Your objective: Show each line from the listing that includes the word "save".

Material supplied:
_____

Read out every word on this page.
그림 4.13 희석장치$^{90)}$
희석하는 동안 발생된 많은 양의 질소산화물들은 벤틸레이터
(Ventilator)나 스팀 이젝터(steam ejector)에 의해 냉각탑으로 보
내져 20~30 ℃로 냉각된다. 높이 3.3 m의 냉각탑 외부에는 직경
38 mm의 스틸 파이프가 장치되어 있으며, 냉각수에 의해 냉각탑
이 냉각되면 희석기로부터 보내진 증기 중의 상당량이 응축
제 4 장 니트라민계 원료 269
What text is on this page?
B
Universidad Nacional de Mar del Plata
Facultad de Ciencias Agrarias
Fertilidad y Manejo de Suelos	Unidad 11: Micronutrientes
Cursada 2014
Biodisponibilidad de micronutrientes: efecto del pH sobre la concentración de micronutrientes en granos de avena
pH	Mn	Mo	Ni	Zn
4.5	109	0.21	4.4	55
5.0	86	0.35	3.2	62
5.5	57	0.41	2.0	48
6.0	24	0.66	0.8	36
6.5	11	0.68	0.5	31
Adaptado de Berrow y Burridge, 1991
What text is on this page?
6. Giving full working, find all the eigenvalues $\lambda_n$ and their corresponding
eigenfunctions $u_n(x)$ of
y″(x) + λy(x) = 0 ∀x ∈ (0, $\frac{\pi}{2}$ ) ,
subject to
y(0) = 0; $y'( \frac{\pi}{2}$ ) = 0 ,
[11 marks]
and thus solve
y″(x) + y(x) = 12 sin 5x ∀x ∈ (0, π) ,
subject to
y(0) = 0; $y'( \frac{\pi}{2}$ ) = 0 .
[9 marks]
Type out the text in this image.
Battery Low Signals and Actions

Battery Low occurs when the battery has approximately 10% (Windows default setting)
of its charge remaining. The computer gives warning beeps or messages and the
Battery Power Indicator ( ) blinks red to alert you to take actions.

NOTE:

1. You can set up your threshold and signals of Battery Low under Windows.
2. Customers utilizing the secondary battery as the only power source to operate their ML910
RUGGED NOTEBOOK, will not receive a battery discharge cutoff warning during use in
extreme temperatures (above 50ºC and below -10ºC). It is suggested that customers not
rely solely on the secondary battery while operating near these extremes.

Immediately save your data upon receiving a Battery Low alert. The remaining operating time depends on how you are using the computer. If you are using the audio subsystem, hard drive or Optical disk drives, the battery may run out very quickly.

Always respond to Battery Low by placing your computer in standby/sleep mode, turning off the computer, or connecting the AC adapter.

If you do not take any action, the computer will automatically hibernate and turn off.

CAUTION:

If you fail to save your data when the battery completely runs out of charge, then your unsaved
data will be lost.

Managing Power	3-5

_____

Reply to the task:
Immediately save your data upon receiving a Battery Low alert. The remaining operating time depends on how you are using the computer. If you are using the audio subsystem, hard drive or Optical disk drives, the battery may run out very quickly.
If you fail to save your data when the battery completely runs out of charge, then your unsaved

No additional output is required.